- **Problem to work on**
Sort through the entries below and pull out lines containing the word "solid".

++++++++++

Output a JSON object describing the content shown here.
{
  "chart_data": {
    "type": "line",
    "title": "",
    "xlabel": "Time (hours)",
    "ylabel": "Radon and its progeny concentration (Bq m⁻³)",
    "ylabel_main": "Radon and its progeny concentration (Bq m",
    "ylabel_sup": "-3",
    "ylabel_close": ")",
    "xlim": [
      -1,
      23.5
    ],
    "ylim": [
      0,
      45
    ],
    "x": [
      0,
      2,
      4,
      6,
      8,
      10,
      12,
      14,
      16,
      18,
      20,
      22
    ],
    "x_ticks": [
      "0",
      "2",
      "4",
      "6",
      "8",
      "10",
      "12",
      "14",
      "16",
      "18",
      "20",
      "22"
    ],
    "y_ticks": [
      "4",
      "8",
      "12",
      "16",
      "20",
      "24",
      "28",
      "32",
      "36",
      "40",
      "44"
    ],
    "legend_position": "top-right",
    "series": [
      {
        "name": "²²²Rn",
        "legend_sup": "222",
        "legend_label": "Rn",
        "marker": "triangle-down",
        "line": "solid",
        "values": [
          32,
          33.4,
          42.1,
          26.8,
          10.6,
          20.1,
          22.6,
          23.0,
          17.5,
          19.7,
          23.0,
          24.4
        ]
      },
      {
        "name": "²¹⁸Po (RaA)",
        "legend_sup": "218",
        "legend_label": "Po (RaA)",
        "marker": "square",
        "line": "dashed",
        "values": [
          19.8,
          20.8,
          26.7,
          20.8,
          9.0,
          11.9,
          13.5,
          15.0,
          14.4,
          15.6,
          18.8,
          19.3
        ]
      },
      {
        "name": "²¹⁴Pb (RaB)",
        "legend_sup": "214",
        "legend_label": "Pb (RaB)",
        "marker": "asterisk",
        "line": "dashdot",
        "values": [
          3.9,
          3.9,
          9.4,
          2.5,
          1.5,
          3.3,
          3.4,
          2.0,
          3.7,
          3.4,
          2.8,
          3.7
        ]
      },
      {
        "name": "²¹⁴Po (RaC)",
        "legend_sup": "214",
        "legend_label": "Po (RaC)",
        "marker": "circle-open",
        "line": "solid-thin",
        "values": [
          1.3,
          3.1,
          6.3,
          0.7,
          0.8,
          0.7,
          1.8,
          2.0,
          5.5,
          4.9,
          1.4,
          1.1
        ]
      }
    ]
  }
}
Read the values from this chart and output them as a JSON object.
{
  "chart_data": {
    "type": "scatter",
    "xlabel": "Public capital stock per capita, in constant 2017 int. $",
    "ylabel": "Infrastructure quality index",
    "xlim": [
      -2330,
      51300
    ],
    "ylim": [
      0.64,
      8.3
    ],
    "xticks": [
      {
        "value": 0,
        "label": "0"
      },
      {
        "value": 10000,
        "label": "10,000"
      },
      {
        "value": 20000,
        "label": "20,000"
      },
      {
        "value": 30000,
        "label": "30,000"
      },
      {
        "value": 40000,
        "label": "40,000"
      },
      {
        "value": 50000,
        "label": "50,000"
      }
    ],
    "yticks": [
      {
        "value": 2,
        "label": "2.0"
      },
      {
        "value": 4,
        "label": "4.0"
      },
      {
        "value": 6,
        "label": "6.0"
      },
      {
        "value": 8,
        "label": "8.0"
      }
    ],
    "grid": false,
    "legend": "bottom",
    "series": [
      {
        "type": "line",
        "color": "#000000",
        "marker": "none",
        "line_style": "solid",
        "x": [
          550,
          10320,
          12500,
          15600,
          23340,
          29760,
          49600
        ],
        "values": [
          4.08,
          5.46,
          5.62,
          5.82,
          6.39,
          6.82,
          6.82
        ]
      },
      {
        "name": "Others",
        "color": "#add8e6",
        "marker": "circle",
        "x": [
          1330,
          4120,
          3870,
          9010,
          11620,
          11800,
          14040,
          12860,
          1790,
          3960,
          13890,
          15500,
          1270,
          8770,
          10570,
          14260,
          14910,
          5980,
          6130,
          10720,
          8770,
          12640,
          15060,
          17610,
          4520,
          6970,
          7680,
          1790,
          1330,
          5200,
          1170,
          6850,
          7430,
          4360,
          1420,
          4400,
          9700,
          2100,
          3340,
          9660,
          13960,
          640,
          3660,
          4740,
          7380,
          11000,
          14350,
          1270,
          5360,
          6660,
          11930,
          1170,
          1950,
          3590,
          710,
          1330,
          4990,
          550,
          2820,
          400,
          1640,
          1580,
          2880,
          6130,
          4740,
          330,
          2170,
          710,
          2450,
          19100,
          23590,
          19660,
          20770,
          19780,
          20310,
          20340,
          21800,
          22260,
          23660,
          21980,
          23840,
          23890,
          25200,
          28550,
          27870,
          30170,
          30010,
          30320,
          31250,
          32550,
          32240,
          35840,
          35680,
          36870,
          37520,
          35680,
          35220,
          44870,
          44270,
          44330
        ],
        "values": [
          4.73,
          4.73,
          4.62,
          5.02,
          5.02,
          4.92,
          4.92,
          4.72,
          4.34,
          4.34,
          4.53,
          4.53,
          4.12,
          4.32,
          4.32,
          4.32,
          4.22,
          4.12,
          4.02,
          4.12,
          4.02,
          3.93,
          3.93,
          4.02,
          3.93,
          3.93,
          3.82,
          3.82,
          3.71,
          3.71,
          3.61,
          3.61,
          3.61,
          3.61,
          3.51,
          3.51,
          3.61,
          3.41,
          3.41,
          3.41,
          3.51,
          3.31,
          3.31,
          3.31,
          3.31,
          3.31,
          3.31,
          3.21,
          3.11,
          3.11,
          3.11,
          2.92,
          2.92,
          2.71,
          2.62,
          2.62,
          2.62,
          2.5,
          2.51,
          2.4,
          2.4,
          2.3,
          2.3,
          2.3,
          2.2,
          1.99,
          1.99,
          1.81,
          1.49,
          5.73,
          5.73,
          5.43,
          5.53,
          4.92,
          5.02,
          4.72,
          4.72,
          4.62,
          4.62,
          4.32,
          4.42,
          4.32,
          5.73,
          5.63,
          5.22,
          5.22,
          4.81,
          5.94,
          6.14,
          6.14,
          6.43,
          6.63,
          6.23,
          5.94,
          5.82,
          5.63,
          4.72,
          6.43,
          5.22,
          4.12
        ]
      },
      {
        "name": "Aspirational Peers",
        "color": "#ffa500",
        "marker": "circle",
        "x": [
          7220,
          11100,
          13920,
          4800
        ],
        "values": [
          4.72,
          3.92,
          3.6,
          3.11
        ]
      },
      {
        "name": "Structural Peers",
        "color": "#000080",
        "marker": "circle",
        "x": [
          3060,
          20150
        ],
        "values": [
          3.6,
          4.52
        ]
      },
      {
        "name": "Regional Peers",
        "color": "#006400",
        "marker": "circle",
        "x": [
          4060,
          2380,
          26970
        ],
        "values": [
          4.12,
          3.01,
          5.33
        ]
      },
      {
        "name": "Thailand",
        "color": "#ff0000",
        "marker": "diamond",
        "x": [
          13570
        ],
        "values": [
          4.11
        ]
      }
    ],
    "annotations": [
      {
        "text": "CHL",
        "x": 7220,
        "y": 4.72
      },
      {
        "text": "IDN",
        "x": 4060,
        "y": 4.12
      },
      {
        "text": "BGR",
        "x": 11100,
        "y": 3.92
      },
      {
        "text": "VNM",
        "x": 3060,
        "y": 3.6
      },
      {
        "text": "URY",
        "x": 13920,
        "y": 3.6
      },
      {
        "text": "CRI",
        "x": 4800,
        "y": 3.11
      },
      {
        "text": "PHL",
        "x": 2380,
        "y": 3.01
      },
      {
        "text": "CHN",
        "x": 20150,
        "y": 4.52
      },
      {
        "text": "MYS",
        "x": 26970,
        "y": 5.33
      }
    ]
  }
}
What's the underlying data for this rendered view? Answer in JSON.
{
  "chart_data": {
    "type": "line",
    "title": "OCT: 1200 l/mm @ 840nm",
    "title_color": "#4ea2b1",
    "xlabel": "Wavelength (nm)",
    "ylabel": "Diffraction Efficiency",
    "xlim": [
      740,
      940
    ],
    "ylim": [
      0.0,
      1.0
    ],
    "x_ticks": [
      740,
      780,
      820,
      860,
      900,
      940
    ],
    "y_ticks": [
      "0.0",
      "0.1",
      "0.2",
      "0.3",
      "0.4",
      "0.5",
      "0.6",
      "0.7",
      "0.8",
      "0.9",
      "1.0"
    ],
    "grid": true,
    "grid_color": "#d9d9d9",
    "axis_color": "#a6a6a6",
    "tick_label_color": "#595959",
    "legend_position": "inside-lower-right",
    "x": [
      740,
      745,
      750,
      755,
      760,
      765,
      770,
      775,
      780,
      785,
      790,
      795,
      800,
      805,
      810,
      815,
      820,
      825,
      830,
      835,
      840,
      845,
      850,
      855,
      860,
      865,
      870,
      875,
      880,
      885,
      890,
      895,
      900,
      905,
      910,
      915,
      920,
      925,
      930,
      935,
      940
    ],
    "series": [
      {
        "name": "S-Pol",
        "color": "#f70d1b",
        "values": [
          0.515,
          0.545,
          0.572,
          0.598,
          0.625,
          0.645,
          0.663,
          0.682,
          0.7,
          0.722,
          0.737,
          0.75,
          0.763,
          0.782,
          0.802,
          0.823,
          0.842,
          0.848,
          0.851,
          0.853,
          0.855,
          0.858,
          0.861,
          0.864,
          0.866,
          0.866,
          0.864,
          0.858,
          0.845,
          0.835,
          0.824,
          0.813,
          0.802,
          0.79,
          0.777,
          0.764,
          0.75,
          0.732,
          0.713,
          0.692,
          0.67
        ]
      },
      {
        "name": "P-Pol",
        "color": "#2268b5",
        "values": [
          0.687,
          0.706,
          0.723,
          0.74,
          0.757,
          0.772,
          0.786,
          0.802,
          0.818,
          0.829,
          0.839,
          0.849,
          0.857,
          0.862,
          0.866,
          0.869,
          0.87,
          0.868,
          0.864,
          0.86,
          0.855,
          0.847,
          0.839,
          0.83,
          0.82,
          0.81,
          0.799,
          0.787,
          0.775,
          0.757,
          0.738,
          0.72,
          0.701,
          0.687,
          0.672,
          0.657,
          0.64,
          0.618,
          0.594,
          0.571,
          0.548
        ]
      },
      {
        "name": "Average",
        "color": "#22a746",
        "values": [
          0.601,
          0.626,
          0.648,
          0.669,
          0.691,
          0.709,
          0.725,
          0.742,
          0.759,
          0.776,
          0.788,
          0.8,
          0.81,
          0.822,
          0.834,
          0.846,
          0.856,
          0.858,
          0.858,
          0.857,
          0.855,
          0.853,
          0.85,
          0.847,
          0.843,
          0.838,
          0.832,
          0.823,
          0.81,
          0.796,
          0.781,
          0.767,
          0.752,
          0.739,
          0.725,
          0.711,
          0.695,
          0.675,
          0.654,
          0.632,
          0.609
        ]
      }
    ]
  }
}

++++++++++

- **Correct answer**
        "line": "solid",
        "line": "solid-thin",
        "line_style": "solid",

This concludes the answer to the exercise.